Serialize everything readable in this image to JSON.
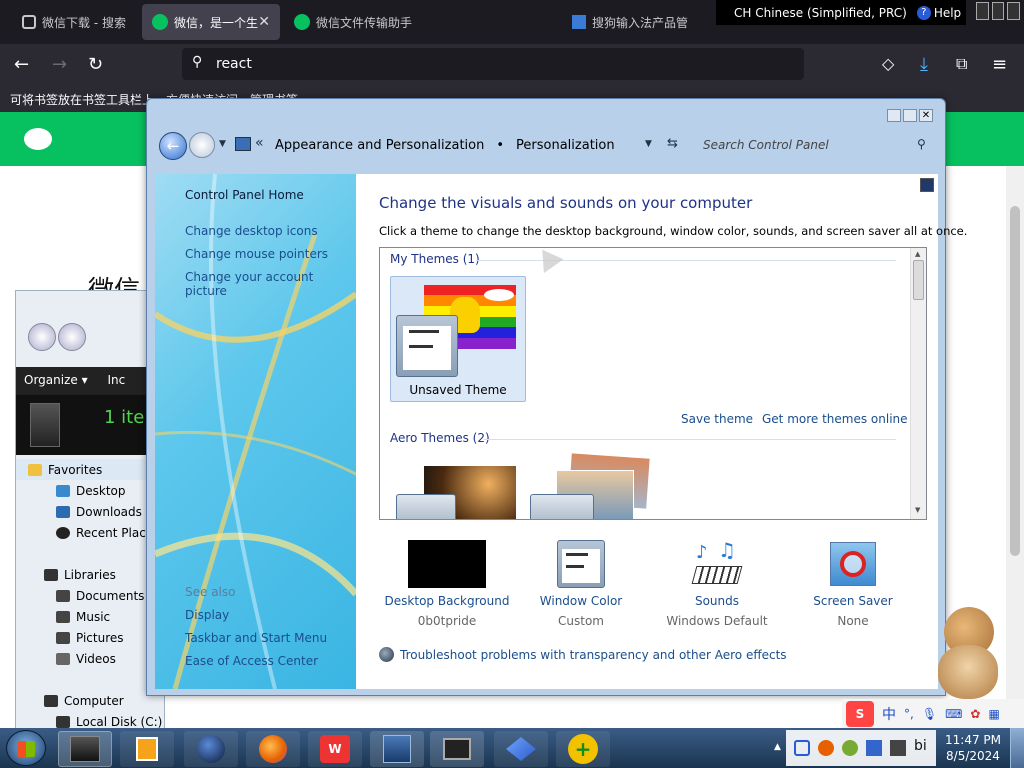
{
  "browser": {
    "tabs": [
      {
        "label": "微信下载 - 搜索",
        "active": false
      },
      {
        "label": "微信，是一个生",
        "active": true
      },
      {
        "label": "微信文件传输助手",
        "active": false
      },
      {
        "label": "搜狗输入法产品管",
        "active": false
      }
    ],
    "url": "react",
    "bookmark_hint": "可将书签放在书签工具栏上，方便快速访问。管理书签…"
  },
  "ime": {
    "language": "CH Chinese (Simplified, PRC)",
    "help": "Help"
  },
  "page": {
    "heading_partial": "微信"
  },
  "explorer": {
    "organize": "Organize ▾",
    "incl": "Inc",
    "items_count": "1 ite",
    "nav": [
      "Favorites",
      "Desktop",
      "Downloads",
      "Recent Places",
      "Libraries",
      "Documents",
      "Music",
      "Pictures",
      "Videos",
      "Computer",
      "Local Disk (C:)"
    ]
  },
  "cp": {
    "breadcrumb_root": "Appearance and Personalization",
    "breadcrumb_sep": "•",
    "breadcrumb_leaf": "Personalization",
    "search_placeholder": "Search Control Panel",
    "home": "Control Panel Home",
    "links": [
      "Change desktop icons",
      "Change mouse pointers",
      "Change your account picture"
    ],
    "see_also": "See also",
    "see_also_links": [
      "Display",
      "Taskbar and Start Menu",
      "Ease of Access Center"
    ],
    "title": "Change the visuals and sounds on your computer",
    "subtitle": "Click a theme to change the desktop background, window color, sounds, and screen saver all at once.",
    "my_themes": "My Themes (1)",
    "unsaved_theme": "Unsaved Theme",
    "save_theme": "Save theme",
    "get_more": "Get more themes online",
    "aero_themes": "Aero Themes (2)",
    "bottom": [
      {
        "label": "Desktop Background",
        "value": "0b0tpride"
      },
      {
        "label": "Window Color",
        "value": "Custom"
      },
      {
        "label": "Sounds",
        "value": "Windows Default"
      },
      {
        "label": "Screen Saver",
        "value": "None"
      }
    ],
    "troubleshoot": "Troubleshoot problems with transparency and other Aero effects"
  },
  "taskbar": {
    "time": "11:47 PM",
    "date": "8/5/2024",
    "tray_text": "中",
    "tray_partial": "bi"
  },
  "colors": {
    "taskbar": "#1b3550",
    "wechat_green": "#07c160",
    "link": "#1a4e8c",
    "title": "#1e3287"
  }
}
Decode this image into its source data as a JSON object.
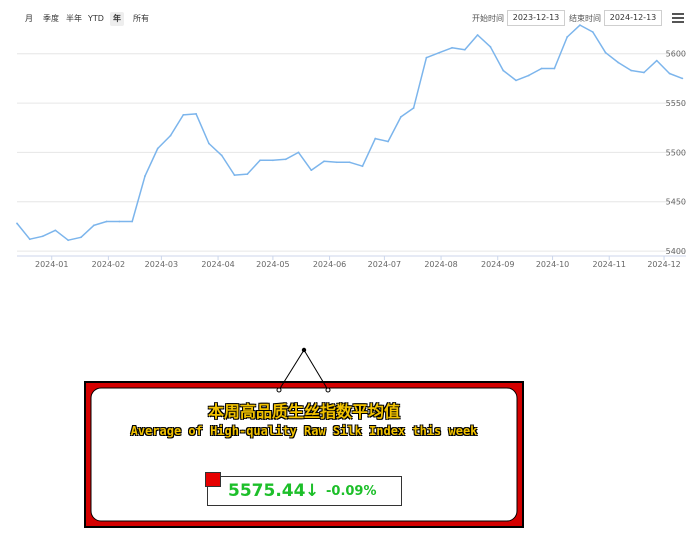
{
  "toolbar": {
    "ranges": [
      "月",
      "季度",
      "半年",
      "YTD",
      "年",
      "所有"
    ],
    "active_range": "年",
    "start_label": "开始时间",
    "start_value": "2023-12-13",
    "end_label": "结束时间",
    "end_value": "2024-12-13"
  },
  "colors": {
    "line": "#7cb5ec",
    "card_border": "#d40000",
    "card_title": "#f2c200",
    "down": "#1dbf2a",
    "marker": "#e60000"
  },
  "chart_data": {
    "type": "line",
    "title": "",
    "xlabel": "",
    "ylabel": "",
    "x_ticks": [
      "2024-01",
      "2024-02",
      "2024-03",
      "2024-04",
      "2024-05",
      "2024-06",
      "2024-07",
      "2024-08",
      "2024-09",
      "2024-10",
      "2024-11",
      "2024-12"
    ],
    "y_ticks": [
      5400,
      5450,
      5500,
      5550,
      5600
    ],
    "ylim": [
      5395,
      5620
    ],
    "xlim": [
      "2023-12-13",
      "2024-12-13"
    ],
    "grid": true,
    "series": [
      {
        "x": [
          "2023-12-13",
          "2023-12-20",
          "2023-12-27",
          "2024-01-03",
          "2024-01-10",
          "2024-01-17",
          "2024-01-24",
          "2024-01-31",
          "2024-02-07",
          "2024-02-14",
          "2024-02-21",
          "2024-02-28",
          "2024-03-06",
          "2024-03-13",
          "2024-03-20",
          "2024-03-27",
          "2024-04-03",
          "2024-04-10",
          "2024-04-17",
          "2024-04-24",
          "2024-05-01",
          "2024-05-08",
          "2024-05-15",
          "2024-05-22",
          "2024-05-29",
          "2024-06-05",
          "2024-06-12",
          "2024-06-19",
          "2024-06-26",
          "2024-07-03",
          "2024-07-10",
          "2024-07-17",
          "2024-07-24",
          "2024-07-31",
          "2024-08-07",
          "2024-08-14",
          "2024-08-21",
          "2024-08-28",
          "2024-09-04",
          "2024-09-11",
          "2024-09-18",
          "2024-09-25",
          "2024-10-02",
          "2024-10-09",
          "2024-10-16",
          "2024-10-23",
          "2024-10-30",
          "2024-11-06",
          "2024-11-13",
          "2024-11-20",
          "2024-11-27",
          "2024-12-04",
          "2024-12-11"
        ],
        "y": [
          5428,
          5412,
          5415,
          5421,
          5411,
          5414,
          5426,
          5430,
          5430,
          5430,
          5476,
          5504,
          5517,
          5538,
          5539,
          5509,
          5497,
          5477,
          5478,
          5492,
          5492,
          5493,
          5500,
          5482,
          5491,
          5490,
          5490,
          5486,
          5514,
          5511,
          5536,
          5545,
          5596,
          5601,
          5606,
          5604,
          5619,
          5607,
          5583,
          5573,
          5578,
          5585,
          5585,
          5617,
          5629,
          5622,
          5601,
          5591,
          5583,
          5581,
          5593,
          5580,
          5575
        ]
      }
    ]
  },
  "card": {
    "title_cn": "本周高品质生丝指数平均值",
    "title_en": "Average of High-quality Raw Silk Index this week",
    "value": "5575.44",
    "arrow": "↓",
    "change": "-0.09%"
  }
}
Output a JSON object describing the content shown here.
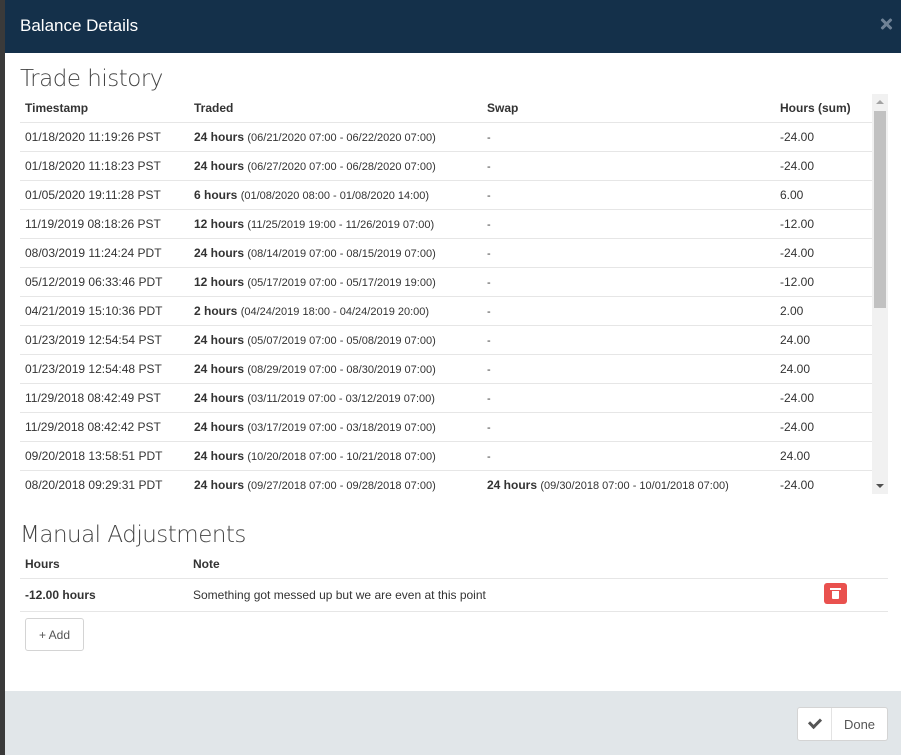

· · ·

*Do this:* Reproduce every line exactly and omit all pictures.

*Exercise answer:*
Serialize everything readable in this image to JSON.
{
  "browser": {
    "tabs": [
      {
        "label": "微信下载 - 搜索",
        "active": false
      },
      {
        "label": "微信，是一个生",
        "active": true
      },
      {
        "label": "微信文件传输助手",
        "active": false
      },
      {
        "label": "搜狗输入法产品管",
        "active": false
      }
    ],
    "url": "react",
    "bookmark_hint": "可将书签放在书签工具栏上，方便快速访问。管理书签…"
  },
  "ime": {
    "language": "CH Chinese (Simplified, PRC)",
    "help": "Help"
  },
  "page": {
    "heading_partial": "微信"
  },
  "explorer": {
    "organize": "Organize ▾",
    "incl": "Inc",
    "items_count": "1 ite",
    "nav": [
      "Favorites",
      "Desktop",
      "Downloads",
      "Recent Places",
      "Libraries",
      "Documents",
      "Music",
      "Pictures",
      "Videos",
      "Computer",
      "Local Disk (C:)"
    ]
  },
  "cp": {
    "breadcrumb_root": "Appearance and Personalization",
    "breadcrumb_sep": "•",
    "breadcrumb_leaf": "Personalization",
    "search_placeholder": "Search Control Panel",
    "home": "Control Panel Home",
    "links": [
      "Change desktop icons",
      "Change mouse pointers",
      "Change your account picture"
    ],
    "see_also": "See also",
    "see_also_links": [
      "Display",
      "Taskbar and Start Menu",
      "Ease of Access Center"
    ],
    "title": "Change the visuals and sounds on your computer",
    "subtitle": "Click a theme to change the desktop background, window color, sounds, and screen saver all at once.",
    "my_themes": "My Themes (1)",
    "unsaved_theme": "Unsaved Theme",
    "save_theme": "Save theme",
    "get_more": "Get more themes online",
    "aero_themes": "Aero Themes (2)",
    "bottom": [
      {
        "label": "Desktop Background",
        "value": "0b0tpride"
      },
      {
        "label": "Window Color",
        "value": "Custom"
      },
      {
        "label": "Sounds",
        "value": "Windows Default"
      },
      {
        "label": "Screen Saver",
        "value": "None"
      }
    ],
    "troubleshoot": "Troubleshoot problems with transparency and other Aero effects"
  },
  "taskbar": {
    "time": "11:47 PM",
    "date": "8/5/2024",
    "tray_text": "中",
    "tray_partial": "bi"
  },
  "colors": {
    "taskbar": "#1b3550",
    "wechat_green": "#07c160",
    "link": "#1a4e8c",
    "title": "#1e3287"
  }
}
Decode this image into its source data as a JSON object.
{
  "toolbar": {
    "ranges": [
      "月",
      "季度",
      "半年",
      "YTD",
      "年",
      "所有"
    ],
    "active_range": "年",
    "start_label": "开始时间",
    "start_value": "2023-12-13",
    "end_label": "结束时间",
    "end_value": "2024-12-13"
  },
  "colors": {
    "line": "#7cb5ec",
    "card_border": "#d40000",
    "card_title": "#f2c200",
    "down": "#1dbf2a",
    "marker": "#e60000"
  },
  "chart_data": {
    "type": "line",
    "title": "",
    "xlabel": "",
    "ylabel": "",
    "x_ticks": [
      "2024-01",
      "2024-02",
      "2024-03",
      "2024-04",
      "2024-05",
      "2024-06",
      "2024-07",
      "2024-08",
      "2024-09",
      "2024-10",
      "2024-11",
      "2024-12"
    ],
    "y_ticks": [
      5400,
      5450,
      5500,
      5550,
      5600
    ],
    "ylim": [
      5395,
      5620
    ],
    "xlim": [
      "2023-12-13",
      "2024-12-13"
    ],
    "grid": true,
    "series": [
      {
        "x": [
          "2023-12-13",
          "2023-12-20",
          "2023-12-27",
          "2024-01-03",
          "2024-01-10",
          "2024-01-17",
          "2024-01-24",
          "2024-01-31",
          "2024-02-07",
          "2024-02-14",
          "2024-02-21",
          "2024-02-28",
          "2024-03-06",
          "2024-03-13",
          "2024-03-20",
          "2024-03-27",
          "2024-04-03",
          "2024-04-10",
          "2024-04-17",
          "2024-04-24",
          "2024-05-01",
          "2024-05-08",
          "2024-05-15",
          "2024-05-22",
          "2024-05-29",
          "2024-06-05",
          "2024-06-12",
          "2024-06-19",
          "2024-06-26",
          "2024-07-03",
          "2024-07-10",
          "2024-07-17",
          "2024-07-24",
          "2024-07-31",
          "2024-08-07",
          "2024-08-14",
          "2024-08-21",
          "2024-08-28",
          "2024-09-04",
          "2024-09-11",
          "2024-09-18",
          "2024-09-25",
          "2024-10-02",
          "2024-10-09",
          "2024-10-16",
          "2024-10-23",
          "2024-10-30",
          "2024-11-06",
          "2024-11-13",
          "2024-11-20",
          "2024-11-27",
          "2024-12-04",
          "2024-12-11"
        ],
        "y": [
          5428,
          5412,
          5415,
          5421,
          5411,
          5414,
          5426,
          5430,
          5430,
          5430,
          5476,
          5504,
          5517,
          5538,
          5539,
          5509,
          5497,
          5477,
          5478,
          5492,
          5492,
          5493,
          5500,
          5482,
          5491,
          5490,
          5490,
          5486,
          5514,
          5511,
          5536,
          5545,
          5596,
          5601,
          5606,
          5604,
          5619,
          5607,
          5583,
          5573,
          5578,
          5585,
          5585,
          5617,
          5629,
          5622,
          5601,
          5591,
          5583,
          5581,
          5593,
          5580,
          5575
        ]
      }
    ]
  },
  "card": {
    "title_cn": "本周高品质生丝指数平均值",
    "title_en": "Average of High-quality Raw Silk Index this week",
    "value": "5575.44",
    "arrow": "↓",
    "change": "-0.09%"
  }
}
Output a JSON object describing the content shown here.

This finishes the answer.